Collected data entries:

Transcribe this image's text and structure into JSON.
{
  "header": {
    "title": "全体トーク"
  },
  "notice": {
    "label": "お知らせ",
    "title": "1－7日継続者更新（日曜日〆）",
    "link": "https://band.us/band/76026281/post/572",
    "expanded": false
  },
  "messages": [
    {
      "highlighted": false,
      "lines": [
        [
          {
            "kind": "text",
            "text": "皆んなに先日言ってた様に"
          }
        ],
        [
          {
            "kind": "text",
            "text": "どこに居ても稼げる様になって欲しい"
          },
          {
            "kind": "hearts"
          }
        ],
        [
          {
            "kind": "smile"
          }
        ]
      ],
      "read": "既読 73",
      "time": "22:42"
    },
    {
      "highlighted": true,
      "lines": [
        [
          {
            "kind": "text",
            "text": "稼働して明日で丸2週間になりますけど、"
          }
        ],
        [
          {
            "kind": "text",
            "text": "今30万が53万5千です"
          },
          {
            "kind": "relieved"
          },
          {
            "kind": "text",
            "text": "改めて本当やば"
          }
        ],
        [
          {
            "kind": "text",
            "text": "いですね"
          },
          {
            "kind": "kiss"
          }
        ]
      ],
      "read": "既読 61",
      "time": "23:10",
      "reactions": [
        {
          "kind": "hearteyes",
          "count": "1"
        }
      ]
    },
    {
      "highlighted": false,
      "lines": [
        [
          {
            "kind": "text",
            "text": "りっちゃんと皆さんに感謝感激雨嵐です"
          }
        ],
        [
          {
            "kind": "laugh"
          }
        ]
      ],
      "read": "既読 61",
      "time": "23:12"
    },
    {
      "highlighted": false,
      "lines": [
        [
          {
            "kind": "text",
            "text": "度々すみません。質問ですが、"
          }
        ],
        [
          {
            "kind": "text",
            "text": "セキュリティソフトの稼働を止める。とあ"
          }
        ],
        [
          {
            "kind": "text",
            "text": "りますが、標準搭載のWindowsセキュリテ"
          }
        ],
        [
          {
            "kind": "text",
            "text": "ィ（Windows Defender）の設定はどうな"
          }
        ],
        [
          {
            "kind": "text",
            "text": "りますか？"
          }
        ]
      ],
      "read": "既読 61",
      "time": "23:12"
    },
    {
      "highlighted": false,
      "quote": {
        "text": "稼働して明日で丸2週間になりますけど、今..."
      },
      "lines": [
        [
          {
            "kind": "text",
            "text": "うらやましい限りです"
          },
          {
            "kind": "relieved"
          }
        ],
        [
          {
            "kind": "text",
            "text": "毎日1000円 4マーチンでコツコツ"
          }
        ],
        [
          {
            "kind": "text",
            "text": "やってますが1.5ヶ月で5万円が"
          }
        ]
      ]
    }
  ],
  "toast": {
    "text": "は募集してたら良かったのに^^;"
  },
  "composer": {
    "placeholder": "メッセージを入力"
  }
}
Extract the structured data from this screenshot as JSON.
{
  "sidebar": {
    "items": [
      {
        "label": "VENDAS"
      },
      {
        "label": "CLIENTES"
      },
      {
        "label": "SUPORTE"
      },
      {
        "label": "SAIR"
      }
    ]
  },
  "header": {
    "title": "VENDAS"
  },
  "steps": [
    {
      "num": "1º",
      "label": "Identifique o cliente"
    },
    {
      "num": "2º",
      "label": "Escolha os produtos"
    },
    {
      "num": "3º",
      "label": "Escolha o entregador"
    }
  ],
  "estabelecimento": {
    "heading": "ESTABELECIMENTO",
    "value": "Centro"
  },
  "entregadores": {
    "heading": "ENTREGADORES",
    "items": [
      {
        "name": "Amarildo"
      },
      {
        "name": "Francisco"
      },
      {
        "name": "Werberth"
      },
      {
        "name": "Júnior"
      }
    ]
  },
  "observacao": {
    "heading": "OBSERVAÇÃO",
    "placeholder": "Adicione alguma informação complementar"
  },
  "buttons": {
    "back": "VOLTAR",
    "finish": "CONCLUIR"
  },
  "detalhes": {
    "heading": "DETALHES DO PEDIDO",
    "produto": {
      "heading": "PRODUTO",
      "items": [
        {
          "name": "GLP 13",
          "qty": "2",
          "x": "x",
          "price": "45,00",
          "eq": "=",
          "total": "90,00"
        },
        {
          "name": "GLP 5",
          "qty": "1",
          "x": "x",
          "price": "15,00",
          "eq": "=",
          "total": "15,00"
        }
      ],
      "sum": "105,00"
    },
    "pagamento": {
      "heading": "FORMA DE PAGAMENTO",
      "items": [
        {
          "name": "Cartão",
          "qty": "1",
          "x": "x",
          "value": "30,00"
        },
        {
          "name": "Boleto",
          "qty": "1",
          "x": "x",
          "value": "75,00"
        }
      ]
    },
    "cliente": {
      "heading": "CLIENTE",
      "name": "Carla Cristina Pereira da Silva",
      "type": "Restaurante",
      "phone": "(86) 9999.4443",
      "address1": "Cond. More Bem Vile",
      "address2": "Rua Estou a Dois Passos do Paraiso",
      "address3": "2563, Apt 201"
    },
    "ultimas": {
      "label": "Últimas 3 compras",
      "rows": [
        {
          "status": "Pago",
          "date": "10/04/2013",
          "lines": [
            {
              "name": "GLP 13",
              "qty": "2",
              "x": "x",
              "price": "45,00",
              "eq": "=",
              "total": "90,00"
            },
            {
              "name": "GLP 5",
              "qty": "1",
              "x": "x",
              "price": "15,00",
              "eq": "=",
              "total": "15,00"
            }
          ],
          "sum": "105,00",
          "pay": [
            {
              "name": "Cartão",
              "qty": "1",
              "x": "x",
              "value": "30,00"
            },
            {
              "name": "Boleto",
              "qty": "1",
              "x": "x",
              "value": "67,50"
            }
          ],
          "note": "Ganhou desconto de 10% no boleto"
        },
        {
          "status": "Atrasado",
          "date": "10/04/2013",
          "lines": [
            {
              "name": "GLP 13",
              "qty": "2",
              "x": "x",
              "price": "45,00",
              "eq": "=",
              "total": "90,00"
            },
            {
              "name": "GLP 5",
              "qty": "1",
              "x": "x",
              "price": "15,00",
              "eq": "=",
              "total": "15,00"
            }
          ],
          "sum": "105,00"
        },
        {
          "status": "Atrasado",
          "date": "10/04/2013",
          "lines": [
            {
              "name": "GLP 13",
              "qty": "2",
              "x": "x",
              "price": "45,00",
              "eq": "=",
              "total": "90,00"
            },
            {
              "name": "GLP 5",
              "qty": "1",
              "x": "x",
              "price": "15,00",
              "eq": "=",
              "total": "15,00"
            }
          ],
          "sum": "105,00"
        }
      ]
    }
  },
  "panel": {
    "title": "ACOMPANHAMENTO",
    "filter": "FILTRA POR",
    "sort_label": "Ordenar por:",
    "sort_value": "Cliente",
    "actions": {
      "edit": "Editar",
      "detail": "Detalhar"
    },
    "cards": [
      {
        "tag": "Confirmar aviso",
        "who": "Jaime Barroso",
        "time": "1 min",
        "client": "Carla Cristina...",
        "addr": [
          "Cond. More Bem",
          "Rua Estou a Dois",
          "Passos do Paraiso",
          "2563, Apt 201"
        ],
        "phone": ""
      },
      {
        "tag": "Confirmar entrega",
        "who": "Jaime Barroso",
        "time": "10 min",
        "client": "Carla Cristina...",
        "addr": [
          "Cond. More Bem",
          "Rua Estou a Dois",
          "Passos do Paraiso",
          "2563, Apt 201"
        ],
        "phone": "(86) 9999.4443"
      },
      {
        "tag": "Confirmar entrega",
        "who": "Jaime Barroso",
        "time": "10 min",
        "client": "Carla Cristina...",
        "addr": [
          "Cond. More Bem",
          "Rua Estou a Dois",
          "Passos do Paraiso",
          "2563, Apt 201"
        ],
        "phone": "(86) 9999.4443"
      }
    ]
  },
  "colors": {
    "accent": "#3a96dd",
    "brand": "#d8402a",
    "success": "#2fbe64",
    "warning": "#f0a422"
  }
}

### WHAT YOU WILL DO
Copy out all of the data exactly, leaving nothing out.

### FINISHED TASK
Transcribe this image's text and structure into JSON.
{
  "header": {
    "title": "全体トーク"
  },
  "notice": {
    "label": "お知らせ",
    "title": "1－7日継続者更新（日曜日〆）",
    "link": "https://band.us/band/76026281/post/572",
    "expanded": false
  },
  "messages": [
    {
      "highlighted": false,
      "lines": [
        [
          {
            "kind": "text",
            "text": "皆んなに先日言ってた様に"
          }
        ],
        [
          {
            "kind": "text",
            "text": "どこに居ても稼げる様になって欲しい"
          },
          {
            "kind": "hearts"
          }
        ],
        [
          {
            "kind": "smile"
          }
        ]
      ],
      "read": "既読 73",
      "time": "22:42"
    },
    {
      "highlighted": true,
      "lines": [
        [
          {
            "kind": "text",
            "text": "稼働して明日で丸2週間になりますけど、"
          }
        ],
        [
          {
            "kind": "text",
            "text": "今30万が53万5千です"
          },
          {
            "kind": "relieved"
          },
          {
            "kind": "text",
            "text": "改めて本当やば"
          }
        ],
        [
          {
            "kind": "text",
            "text": "いですね"
          },
          {
            "kind": "kiss"
          }
        ]
      ],
      "read": "既読 61",
      "time": "23:10",
      "reactions": [
        {
          "kind": "hearteyes",
          "count": "1"
        }
      ]
    },
    {
      "highlighted": false,
      "lines": [
        [
          {
            "kind": "text",
            "text": "りっちゃんと皆さんに感謝感激雨嵐です"
          }
        ],
        [
          {
            "kind": "laugh"
          }
        ]
      ],
      "read": "既読 61",
      "time": "23:12"
    },
    {
      "highlighted": false,
      "lines": [
        [
          {
            "kind": "text",
            "text": "度々すみません。質問ですが、"
          }
        ],
        [
          {
            "kind": "text",
            "text": "セキュリティソフトの稼働を止める。とあ"
          }
        ],
        [
          {
            "kind": "text",
            "text": "りますが、標準搭載のWindowsセキュリテ"
          }
        ],
        [
          {
            "kind": "text",
            "text": "ィ（Windows Defender）の設定はどうな"
          }
        ],
        [
          {
            "kind": "text",
            "text": "りますか？"
          }
        ]
      ],
      "read": "既読 61",
      "time": "23:12"
    },
    {
      "highlighted": false,
      "quote": {
        "text": "稼働して明日で丸2週間になりますけど、今..."
      },
      "lines": [
        [
          {
            "kind": "text",
            "text": "うらやましい限りです"
          },
          {
            "kind": "relieved"
          }
        ],
        [
          {
            "kind": "text",
            "text": "毎日1000円 4マーチンでコツコツ"
          }
        ],
        [
          {
            "kind": "text",
            "text": "やってますが1.5ヶ月で5万円が"
          }
        ]
      ]
    }
  ],
  "toast": {
    "text": "は募集してたら良かったのに^^;"
  },
  "composer": {
    "placeholder": "メッセージを入力"
  }
}
Extract the structured data from this screenshot as JSON.
{
  "sidebar": {
    "items": [
      {
        "label": "VENDAS"
      },
      {
        "label": "CLIENTES"
      },
      {
        "label": "SUPORTE"
      },
      {
        "label": "SAIR"
      }
    ]
  },
  "header": {
    "title": "VENDAS"
  },
  "steps": [
    {
      "num": "1º",
      "label": "Identifique o cliente"
    },
    {
      "num": "2º",
      "label": "Escolha os produtos"
    },
    {
      "num": "3º",
      "label": "Escolha o entregador"
    }
  ],
  "estabelecimento": {
    "heading": "ESTABELECIMENTO",
    "value": "Centro"
  },
  "entregadores": {
    "heading": "ENTREGADORES",
    "items": [
      {
        "name": "Amarildo"
      },
      {
        "name": "Francisco"
      },
      {
        "name": "Werberth"
      },
      {
        "name": "Júnior"
      }
    ]
  },
  "observacao": {
    "heading": "OBSERVAÇÃO",
    "placeholder": "Adicione alguma informação complementar"
  },
  "buttons": {
    "back": "VOLTAR",
    "finish": "CONCLUIR"
  },
  "detalhes": {
    "heading": "DETALHES DO PEDIDO",
    "produto": {
      "heading": "PRODUTO",
      "items": [
        {
          "name": "GLP 13",
          "qty": "2",
          "x": "x",
          "price": "45,00",
          "eq": "=",
          "total": "90,00"
        },
        {
          "name": "GLP 5",
          "qty": "1",
          "x": "x",
          "price": "15,00",
          "eq": "=",
          "total": "15,00"
        }
      ],
      "sum": "105,00"
    },
    "pagamento": {
      "heading": "FORMA DE PAGAMENTO",
      "items": [
        {
          "name": "Cartão",
          "qty": "1",
          "x": "x",
          "value": "30,00"
        },
        {
          "name": "Boleto",
          "qty": "1",
          "x": "x",
          "value": "75,00"
        }
      ]
    },
    "cliente": {
      "heading": "CLIENTE",
      "name": "Carla Cristina Pereira da Silva",
      "type": "Restaurante",
      "phone": "(86) 9999.4443",
      "address1": "Cond. More Bem Vile",
      "address2": "Rua Estou a Dois Passos do Paraiso",
      "address3": "2563, Apt 201"
    },
    "ultimas": {
      "label": "Últimas 3 compras",
      "rows": [
        {
          "status": "Pago",
          "date": "10/04/2013",
          "lines": [
            {
              "name": "GLP 13",
              "qty": "2",
              "x": "x",
              "price": "45,00",
              "eq": "=",
              "total": "90,00"
            },
            {
              "name": "GLP 5",
              "qty": "1",
              "x": "x",
              "price": "15,00",
              "eq": "=",
              "total": "15,00"
            }
          ],
          "sum": "105,00",
          "pay": [
            {
              "name": "Cartão",
              "qty": "1",
              "x": "x",
              "value": "30,00"
            },
            {
              "name": "Boleto",
              "qty": "1",
              "x": "x",
              "value": "67,50"
            }
          ],
          "note": "Ganhou desconto de 10% no boleto"
        },
        {
          "status": "Atrasado",
          "date": "10/04/2013",
          "lines": [
            {
              "name": "GLP 13",
              "qty": "2",
              "x": "x",
              "price": "45,00",
              "eq": "=",
              "total": "90,00"
            },
            {
              "name": "GLP 5",
              "qty": "1",
              "x": "x",
              "price": "15,00",
              "eq": "=",
              "total": "15,00"
            }
          ],
          "sum": "105,00"
        },
        {
          "status": "Atrasado",
          "date": "10/04/2013",
          "lines": [
            {
              "name": "GLP 13",
              "qty": "2",
              "x": "x",
              "price": "45,00",
              "eq": "=",
              "total": "90,00"
            },
            {
              "name": "GLP 5",
              "qty": "1",
              "x": "x",
              "price": "15,00",
              "eq": "=",
              "total": "15,00"
            }
          ],
          "sum": "105,00"
        }
      ]
    }
  },
  "panel": {
    "title": "ACOMPANHAMENTO",
    "filter": "FILTRA POR",
    "sort_label": "Ordenar por:",
    "sort_value": "Cliente",
    "actions": {
      "edit": "Editar",
      "detail": "Detalhar"
    },
    "cards": [
      {
        "tag": "Confirmar aviso",
        "who": "Jaime Barroso",
        "time": "1 min",
        "client": "Carla Cristina...",
        "addr": [
          "Cond. More Bem",
          "Rua Estou a Dois",
          "Passos do Paraiso",
          "2563, Apt 201"
        ],
        "phone": ""
      },
      {
        "tag": "Confirmar entrega",
        "who": "Jaime Barroso",
        "time": "10 min",
        "client": "Carla Cristina...",
        "addr": [
          "Cond. More Bem",
          "Rua Estou a Dois",
          "Passos do Paraiso",
          "2563, Apt 201"
        ],
        "phone": "(86) 9999.4443"
      },
      {
        "tag": "Confirmar entrega",
        "who": "Jaime Barroso",
        "time": "10 min",
        "client": "Carla Cristina...",
        "addr": [
          "Cond. More Bem",
          "Rua Estou a Dois",
          "Passos do Paraiso",
          "2563, Apt 201"
        ],
        "phone": "(86) 9999.4443"
      }
    ]
  },
  "colors": {
    "accent": "#3a96dd",
    "brand": "#d8402a",
    "success": "#2fbe64",
    "warning": "#f0a422"
  }
}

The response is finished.